Dataset records:
*****

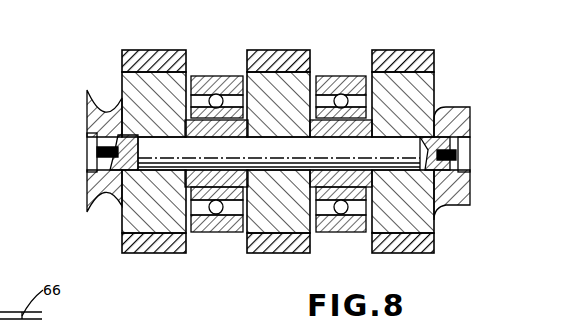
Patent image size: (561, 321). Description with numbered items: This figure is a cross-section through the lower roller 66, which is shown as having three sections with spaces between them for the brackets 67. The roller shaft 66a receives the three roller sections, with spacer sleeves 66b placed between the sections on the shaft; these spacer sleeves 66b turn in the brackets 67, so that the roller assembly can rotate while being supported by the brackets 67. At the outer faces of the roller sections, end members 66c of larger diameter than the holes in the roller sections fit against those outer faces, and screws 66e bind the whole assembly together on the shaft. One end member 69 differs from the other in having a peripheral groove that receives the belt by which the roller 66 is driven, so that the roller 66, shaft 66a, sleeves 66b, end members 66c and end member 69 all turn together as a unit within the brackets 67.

The lower roller 66 is at (137, 82).
The roller shaft 66a is at (385, 142).
The spacer sleeves 66b is at (317, 175).
The end members 66c is at (92, 188).
The screws 66e is at (92, 145).
The brackets 67 is at (212, 232).
The end member 69 is at (95, 115).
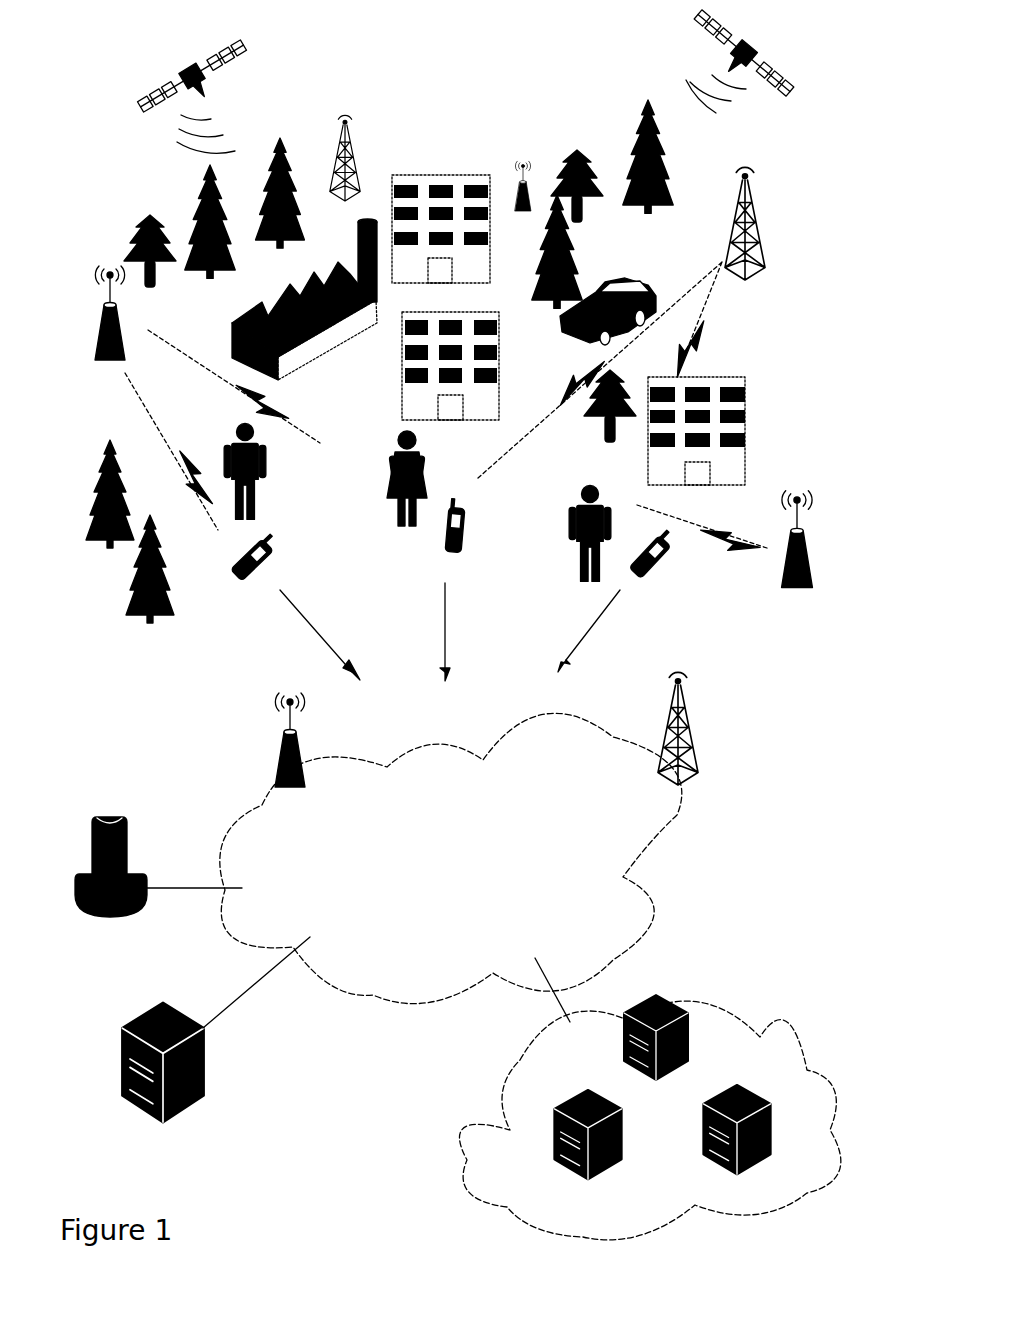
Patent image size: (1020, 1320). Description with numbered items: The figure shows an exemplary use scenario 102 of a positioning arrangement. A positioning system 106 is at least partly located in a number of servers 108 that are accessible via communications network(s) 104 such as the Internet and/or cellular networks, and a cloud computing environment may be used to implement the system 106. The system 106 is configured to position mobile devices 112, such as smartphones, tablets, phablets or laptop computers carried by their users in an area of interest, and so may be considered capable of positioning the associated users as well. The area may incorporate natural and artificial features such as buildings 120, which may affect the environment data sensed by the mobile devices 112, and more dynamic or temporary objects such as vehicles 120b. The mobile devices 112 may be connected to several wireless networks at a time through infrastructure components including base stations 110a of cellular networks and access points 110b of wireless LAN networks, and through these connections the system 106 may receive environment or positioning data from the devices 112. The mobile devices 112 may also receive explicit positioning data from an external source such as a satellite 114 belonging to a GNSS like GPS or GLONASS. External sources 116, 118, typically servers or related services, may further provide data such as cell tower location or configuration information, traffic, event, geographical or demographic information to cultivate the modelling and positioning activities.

The use scenario 102 is at (116, 33).
The communications network 104 is at (260, 793).
The positioning system 106 is at (649, 1109).
The server 108 is at (563, 1097).
The base station 110a is at (360, 140).
The access point 110b is at (527, 160).
The mobile device 112 is at (440, 548).
The satellite 114 is at (235, 55).
The external source 116 is at (127, 813).
The external source 118 is at (185, 1007).
The building 120 is at (747, 377).
The vehicle 120b is at (627, 273).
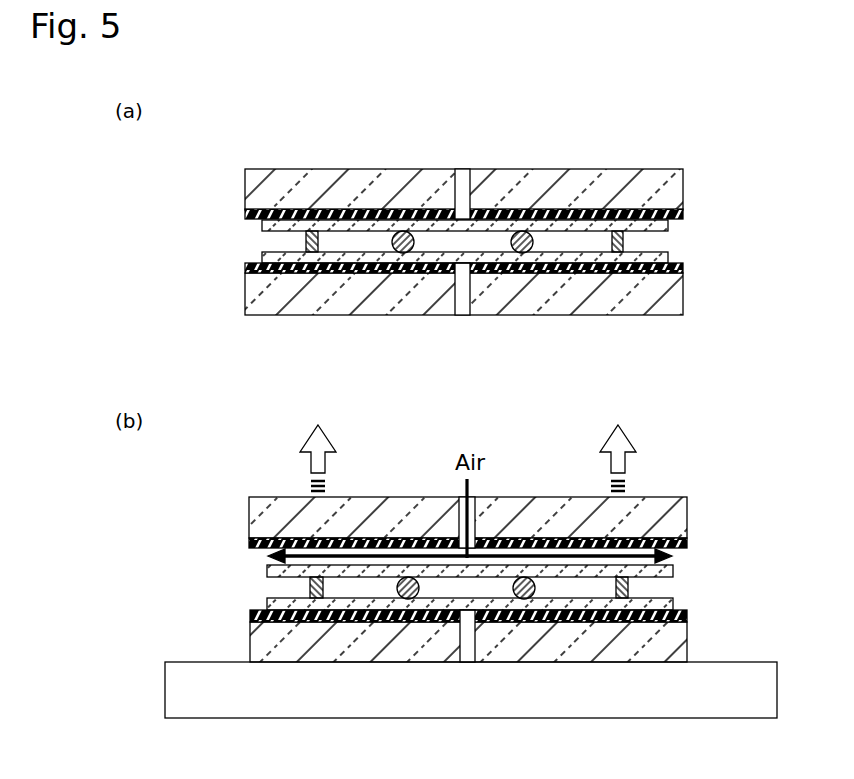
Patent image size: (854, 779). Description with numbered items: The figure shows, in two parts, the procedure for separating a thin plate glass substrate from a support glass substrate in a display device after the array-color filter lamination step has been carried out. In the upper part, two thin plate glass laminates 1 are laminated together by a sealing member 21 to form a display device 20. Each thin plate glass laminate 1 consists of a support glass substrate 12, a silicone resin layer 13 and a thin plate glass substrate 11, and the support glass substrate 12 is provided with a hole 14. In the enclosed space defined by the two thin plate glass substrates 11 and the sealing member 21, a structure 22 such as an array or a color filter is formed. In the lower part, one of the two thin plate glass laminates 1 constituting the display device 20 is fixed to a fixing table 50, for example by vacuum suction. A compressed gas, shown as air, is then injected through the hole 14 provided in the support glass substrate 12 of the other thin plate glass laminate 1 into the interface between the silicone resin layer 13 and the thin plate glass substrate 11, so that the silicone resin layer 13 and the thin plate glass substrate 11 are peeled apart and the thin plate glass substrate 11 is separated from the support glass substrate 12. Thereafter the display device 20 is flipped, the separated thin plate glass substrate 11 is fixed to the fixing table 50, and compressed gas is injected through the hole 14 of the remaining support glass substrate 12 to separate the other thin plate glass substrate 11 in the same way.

The thin plate glass laminate 1 is at (218, 198).
The thin plate glass substrate 11 is at (262, 235).
The support glass substrate 12 is at (683, 181).
The silicone resin layer 13 is at (683, 214).
The hole 14 is at (463, 175).
The display device 20 is at (632, 145).
The sealing member 21 is at (311, 253).
The structure 22 is at (404, 254).
The fixing table 50 is at (764, 693).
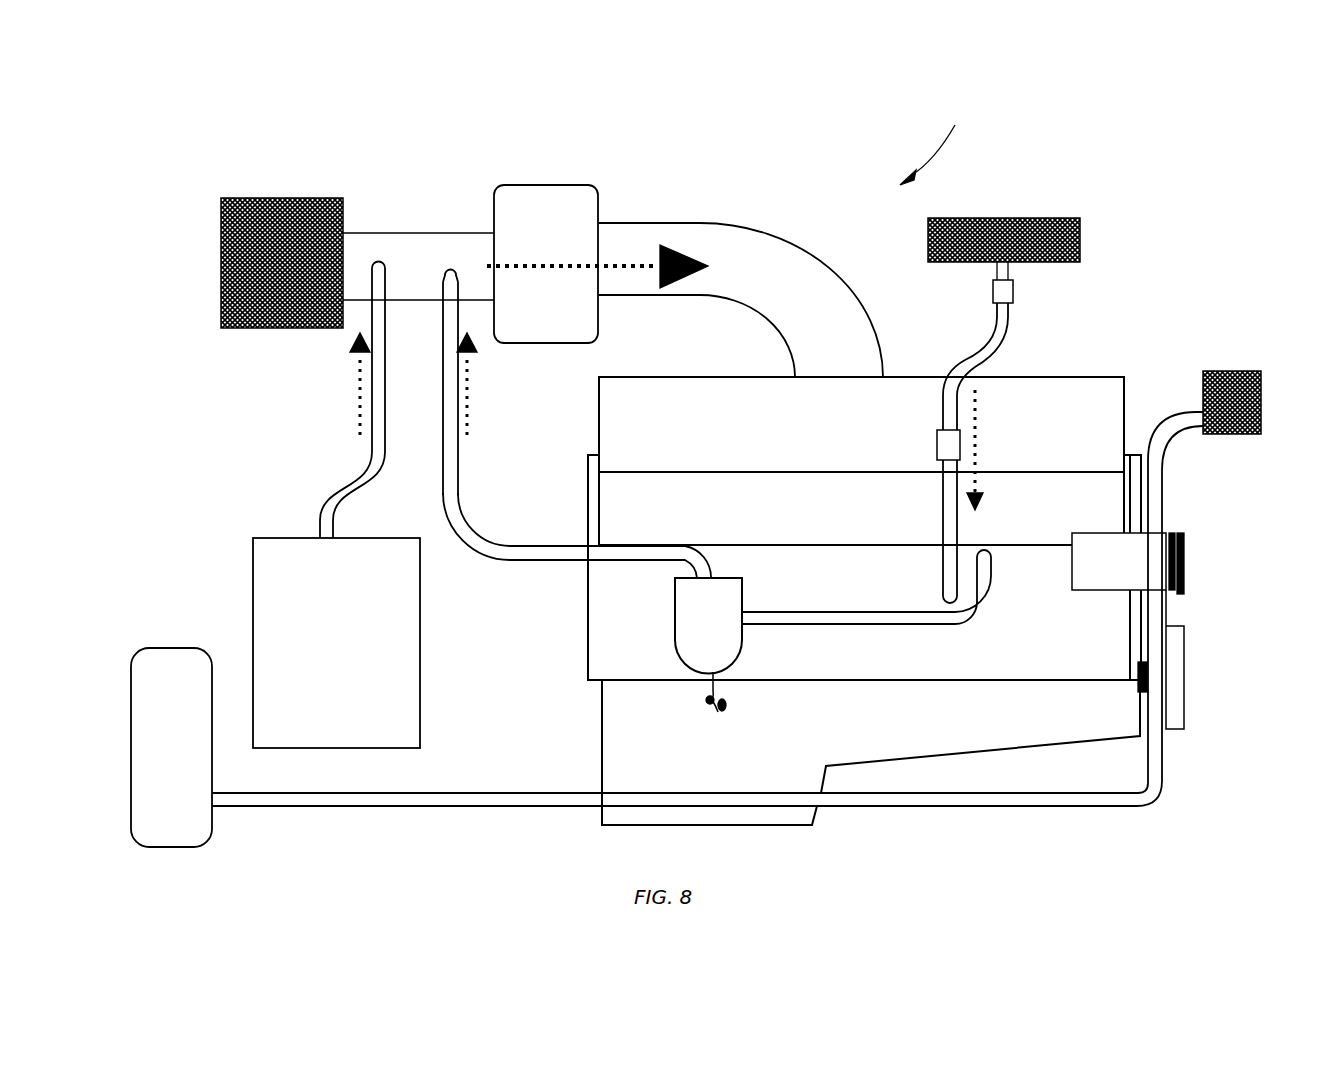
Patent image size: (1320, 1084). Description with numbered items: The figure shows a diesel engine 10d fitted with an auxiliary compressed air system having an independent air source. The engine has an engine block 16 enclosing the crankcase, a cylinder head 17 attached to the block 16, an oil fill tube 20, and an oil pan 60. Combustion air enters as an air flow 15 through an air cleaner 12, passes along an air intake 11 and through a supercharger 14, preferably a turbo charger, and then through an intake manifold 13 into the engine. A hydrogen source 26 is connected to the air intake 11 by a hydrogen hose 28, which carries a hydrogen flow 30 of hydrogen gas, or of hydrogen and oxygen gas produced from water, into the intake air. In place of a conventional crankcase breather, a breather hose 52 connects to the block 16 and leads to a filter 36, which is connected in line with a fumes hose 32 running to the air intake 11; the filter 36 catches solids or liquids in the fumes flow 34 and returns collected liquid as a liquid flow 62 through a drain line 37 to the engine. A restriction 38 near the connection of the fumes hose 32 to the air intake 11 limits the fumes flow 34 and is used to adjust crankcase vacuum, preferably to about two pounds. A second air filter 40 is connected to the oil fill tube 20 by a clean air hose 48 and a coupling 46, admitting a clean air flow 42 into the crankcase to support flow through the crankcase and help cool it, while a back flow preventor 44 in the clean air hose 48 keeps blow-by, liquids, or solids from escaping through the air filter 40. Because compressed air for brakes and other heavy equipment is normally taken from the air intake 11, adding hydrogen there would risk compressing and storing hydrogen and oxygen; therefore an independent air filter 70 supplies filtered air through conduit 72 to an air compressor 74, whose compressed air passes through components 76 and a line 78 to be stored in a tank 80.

The diesel engine 10d is at (943, 144).
The air intake 11 is at (412, 247).
The air cleaner 12 is at (260, 330).
The intake manifold 13 is at (768, 263).
The supercharger 14 is at (553, 233).
The air flow 15 is at (642, 257).
The engine block 16 is at (864, 567).
The cylinder head 17 is at (861, 461).
The oil fill tube 20 is at (947, 530).
The hydrogen source 26 is at (336, 643).
The hydrogen hose 28 is at (360, 470).
The hydrogen flow 30 is at (360, 386).
The fumes hose 32 is at (457, 507).
The fumes flow 34 is at (467, 392).
The filter 36 is at (708, 626).
The drain line 37 is at (717, 692).
The restriction 38 is at (450, 270).
The second air filter 40 is at (1030, 218).
The clean air flow 42 is at (975, 447).
The back flow preventor 44 is at (1013, 292).
The coupling 46 is at (935, 443).
The clean air hose 48 is at (968, 343).
The breather hose 52 is at (992, 583).
The oil pan 60 is at (874, 743).
The liquid flow 62 is at (705, 685).
The air filter 70 is at (1222, 370).
The coolant conduit 72 is at (1158, 487).
The air compressor 74 is at (1119, 561).
The radiator 76 is at (1179, 609).
The return conduit 78 is at (1165, 764).
The tank 80 is at (171, 747).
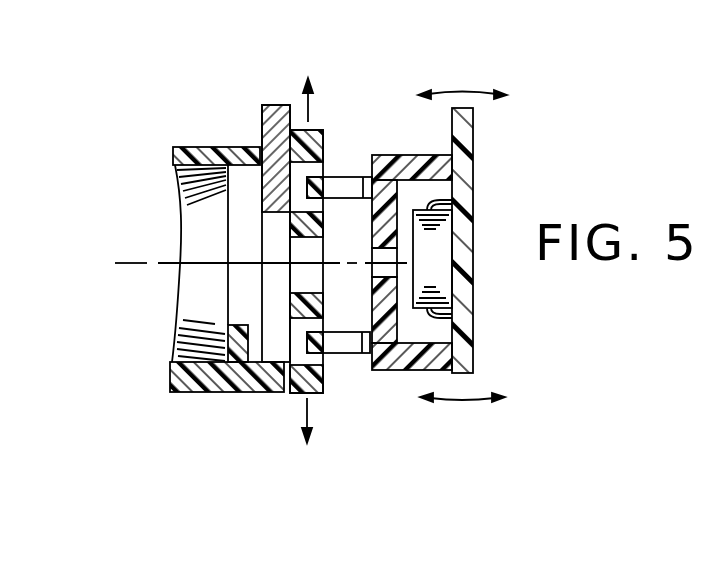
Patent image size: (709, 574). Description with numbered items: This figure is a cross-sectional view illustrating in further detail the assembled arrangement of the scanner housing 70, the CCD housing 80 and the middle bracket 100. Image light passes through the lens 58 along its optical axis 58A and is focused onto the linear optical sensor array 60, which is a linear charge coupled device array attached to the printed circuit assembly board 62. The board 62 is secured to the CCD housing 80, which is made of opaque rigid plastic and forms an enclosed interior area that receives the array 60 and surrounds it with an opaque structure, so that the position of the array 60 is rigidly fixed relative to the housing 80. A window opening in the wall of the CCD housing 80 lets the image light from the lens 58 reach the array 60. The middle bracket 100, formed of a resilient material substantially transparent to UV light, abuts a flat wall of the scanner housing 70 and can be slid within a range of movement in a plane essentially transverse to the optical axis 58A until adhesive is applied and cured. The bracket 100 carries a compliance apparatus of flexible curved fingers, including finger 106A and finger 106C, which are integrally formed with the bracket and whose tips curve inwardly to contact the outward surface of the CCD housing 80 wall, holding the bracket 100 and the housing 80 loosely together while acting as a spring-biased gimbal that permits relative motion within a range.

The lens 58 is at (183, 218).
The optical axis 58A is at (133, 265).
The scanner housing 70 is at (197, 392).
The middle bracket 100 is at (287, 393).
The flexible curved finger 106A is at (348, 183).
The flexible curved finger 106C is at (342, 350).
The CCD housing 80 is at (418, 155).
The linear optical sensor array 60 is at (437, 235).
The printed circuit assembly board 62 is at (472, 337).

*****

YOUR INSTRUCTIONS:
Switch "positioning arrangement" to "location arrangement" in the lines from the one with "Patent image size: (1020, 1320)." up to and including the one with "The vehicle 120b is at (627, 273).", leaving all else unchanged. Give back only those lines.

ANSWER IN FULL:
Patent image size: (1020, 1320). Description with numbered items: The figure shows an exemplary use scenario 102 of a location arrangement. A positioning system 106 is at least partly located in a number of servers 108 that are accessible via communications network(s) 104 such as the Internet and/or cellular networks, and a cloud computing environment may be used to implement the system 106. The system 106 is configured to position mobile devices 112, such as smartphones, tablets, phablets or laptop computers carried by their users in an area of interest, and so may be considered capable of positioning the associated users as well. The area may incorporate natural and artificial features such as buildings 120, which may affect the environment data sensed by the mobile devices 112, and more dynamic or temporary objects such as vehicles 120b. The mobile devices 112 may be connected to several wireless networks at a time through infrastructure components including base stations 110a of cellular networks and access points 110b of wireless LAN networks, and through these connections the system 106 may receive environment or positioning data from the devices 112. The mobile devices 112 may also receive explicit positioning data from an external source such as a satellite 114 belonging to a GNSS like GPS or GLONASS. External sources 116, 118, typically servers or related services, may further provide data such as cell tower location or configuration information, traffic, event, geographical or demographic information to cultivate the modelling and positioning activities.

The use scenario 102 is at (116, 33).
The communications network 104 is at (260, 793).
The positioning system 106 is at (649, 1109).
The server 108 is at (563, 1097).
The base station 110a is at (360, 140).
The access point 110b is at (527, 160).
The mobile device 112 is at (440, 548).
The satellite 114 is at (235, 55).
The external source 116 is at (127, 813).
The external source 118 is at (185, 1007).
The building 120 is at (747, 377).
The vehicle 120b is at (627, 273).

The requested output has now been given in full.